DATASET RECORDS
>> BEGIN

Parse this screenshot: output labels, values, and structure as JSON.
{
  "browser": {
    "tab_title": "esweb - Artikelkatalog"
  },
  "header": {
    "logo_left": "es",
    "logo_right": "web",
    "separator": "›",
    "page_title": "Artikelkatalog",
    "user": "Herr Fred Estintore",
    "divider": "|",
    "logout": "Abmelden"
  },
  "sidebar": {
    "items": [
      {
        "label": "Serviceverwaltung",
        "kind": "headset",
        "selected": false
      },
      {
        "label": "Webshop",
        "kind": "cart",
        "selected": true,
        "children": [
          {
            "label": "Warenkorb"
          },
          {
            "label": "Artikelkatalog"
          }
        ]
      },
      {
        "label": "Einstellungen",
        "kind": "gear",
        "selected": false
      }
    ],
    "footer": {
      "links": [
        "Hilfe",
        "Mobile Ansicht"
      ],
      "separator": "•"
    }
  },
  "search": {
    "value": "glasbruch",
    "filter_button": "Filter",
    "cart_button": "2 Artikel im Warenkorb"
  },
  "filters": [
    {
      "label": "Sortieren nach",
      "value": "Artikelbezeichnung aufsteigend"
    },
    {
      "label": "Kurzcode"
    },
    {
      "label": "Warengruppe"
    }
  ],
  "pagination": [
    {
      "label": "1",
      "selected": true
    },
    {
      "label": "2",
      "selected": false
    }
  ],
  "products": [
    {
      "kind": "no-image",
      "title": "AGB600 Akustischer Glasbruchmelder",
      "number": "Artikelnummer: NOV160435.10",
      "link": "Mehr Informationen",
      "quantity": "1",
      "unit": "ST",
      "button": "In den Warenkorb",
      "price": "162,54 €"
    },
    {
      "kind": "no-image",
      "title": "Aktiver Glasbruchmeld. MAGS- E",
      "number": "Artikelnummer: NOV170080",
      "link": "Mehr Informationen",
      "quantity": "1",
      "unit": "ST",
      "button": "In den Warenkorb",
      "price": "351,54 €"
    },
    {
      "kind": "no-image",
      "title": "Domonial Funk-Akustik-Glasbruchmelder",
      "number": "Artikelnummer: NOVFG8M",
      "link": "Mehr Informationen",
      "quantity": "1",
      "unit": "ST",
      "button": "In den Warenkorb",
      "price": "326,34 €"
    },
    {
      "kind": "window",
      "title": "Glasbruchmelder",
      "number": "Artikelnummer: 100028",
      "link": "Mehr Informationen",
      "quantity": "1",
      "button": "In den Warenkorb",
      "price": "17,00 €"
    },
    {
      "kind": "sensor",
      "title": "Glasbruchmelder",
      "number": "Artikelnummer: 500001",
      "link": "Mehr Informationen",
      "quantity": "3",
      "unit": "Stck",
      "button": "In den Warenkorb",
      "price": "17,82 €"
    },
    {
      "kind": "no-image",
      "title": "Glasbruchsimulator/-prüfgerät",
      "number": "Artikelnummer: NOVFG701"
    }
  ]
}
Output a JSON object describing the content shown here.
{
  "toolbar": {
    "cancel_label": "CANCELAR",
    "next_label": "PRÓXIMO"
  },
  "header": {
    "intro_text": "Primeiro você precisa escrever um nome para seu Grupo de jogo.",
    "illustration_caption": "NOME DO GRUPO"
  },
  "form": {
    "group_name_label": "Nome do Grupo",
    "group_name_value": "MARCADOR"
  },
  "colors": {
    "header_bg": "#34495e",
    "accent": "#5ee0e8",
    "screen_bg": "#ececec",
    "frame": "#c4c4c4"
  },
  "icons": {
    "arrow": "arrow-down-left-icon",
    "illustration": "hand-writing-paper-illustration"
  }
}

>> END

EXERCISE DIRECTIONS
Write every line of the material above again, exactly.

WORKED SOLUTION
Parse this screenshot: output labels, values, and structure as JSON.
{
  "browser": {
    "tab_title": "esweb - Artikelkatalog"
  },
  "header": {
    "logo_left": "es",
    "logo_right": "web",
    "separator": "›",
    "page_title": "Artikelkatalog",
    "user": "Herr Fred Estintore",
    "divider": "|",
    "logout": "Abmelden"
  },
  "sidebar": {
    "items": [
      {
        "label": "Serviceverwaltung",
        "kind": "headset",
        "selected": false
      },
      {
        "label": "Webshop",
        "kind": "cart",
        "selected": true,
        "children": [
          {
            "label": "Warenkorb"
          },
          {
            "label": "Artikelkatalog"
          }
        ]
      },
      {
        "label": "Einstellungen",
        "kind": "gear",
        "selected": false
      }
    ],
    "footer": {
      "links": [
        "Hilfe",
        "Mobile Ansicht"
      ],
      "separator": "•"
    }
  },
  "search": {
    "value": "glasbruch",
    "filter_button": "Filter",
    "cart_button": "2 Artikel im Warenkorb"
  },
  "filters": [
    {
      "label": "Sortieren nach",
      "value": "Artikelbezeichnung aufsteigend"
    },
    {
      "label": "Kurzcode"
    },
    {
      "label": "Warengruppe"
    }
  ],
  "pagination": [
    {
      "label": "1",
      "selected": true
    },
    {
      "label": "2",
      "selected": false
    }
  ],
  "products": [
    {
      "kind": "no-image",
      "title": "AGB600 Akustischer Glasbruchmelder",
      "number": "Artikelnummer: NOV160435.10",
      "link": "Mehr Informationen",
      "quantity": "1",
      "unit": "ST",
      "button": "In den Warenkorb",
      "price": "162,54 €"
    },
    {
      "kind": "no-image",
      "title": "Aktiver Glasbruchmeld. MAGS- E",
      "number": "Artikelnummer: NOV170080",
      "link": "Mehr Informationen",
      "quantity": "1",
      "unit": "ST",
      "button": "In den Warenkorb",
      "price": "351,54 €"
    },
    {
      "kind": "no-image",
      "title": "Domonial Funk-Akustik-Glasbruchmelder",
      "number": "Artikelnummer: NOVFG8M",
      "link": "Mehr Informationen",
      "quantity": "1",
      "unit": "ST",
      "button": "In den Warenkorb",
      "price": "326,34 €"
    },
    {
      "kind": "window",
      "title": "Glasbruchmelder",
      "number": "Artikelnummer: 100028",
      "link": "Mehr Informationen",
      "quantity": "1",
      "button": "In den Warenkorb",
      "price": "17,00 €"
    },
    {
      "kind": "sensor",
      "title": "Glasbruchmelder",
      "number": "Artikelnummer: 500001",
      "link": "Mehr Informationen",
      "quantity": "3",
      "unit": "Stck",
      "button": "In den Warenkorb",
      "price": "17,82 €"
    },
    {
      "kind": "no-image",
      "title": "Glasbruchsimulator/-prüfgerät",
      "number": "Artikelnummer: NOVFG701"
    }
  ]
}
Output a JSON object describing the content shown here.
{
  "toolbar": {
    "cancel_label": "CANCELAR",
    "next_label": "PRÓXIMO"
  },
  "header": {
    "intro_text": "Primeiro você precisa escrever um nome para seu Grupo de jogo.",
    "illustration_caption": "NOME DO GRUPO"
  },
  "form": {
    "group_name_label": "Nome do Grupo",
    "group_name_value": "MARCADOR"
  },
  "colors": {
    "header_bg": "#34495e",
    "accent": "#5ee0e8",
    "screen_bg": "#ececec",
    "frame": "#c4c4c4"
  },
  "icons": {
    "arrow": "arrow-down-left-icon",
    "illustration": "hand-writing-paper-illustration"
  }
}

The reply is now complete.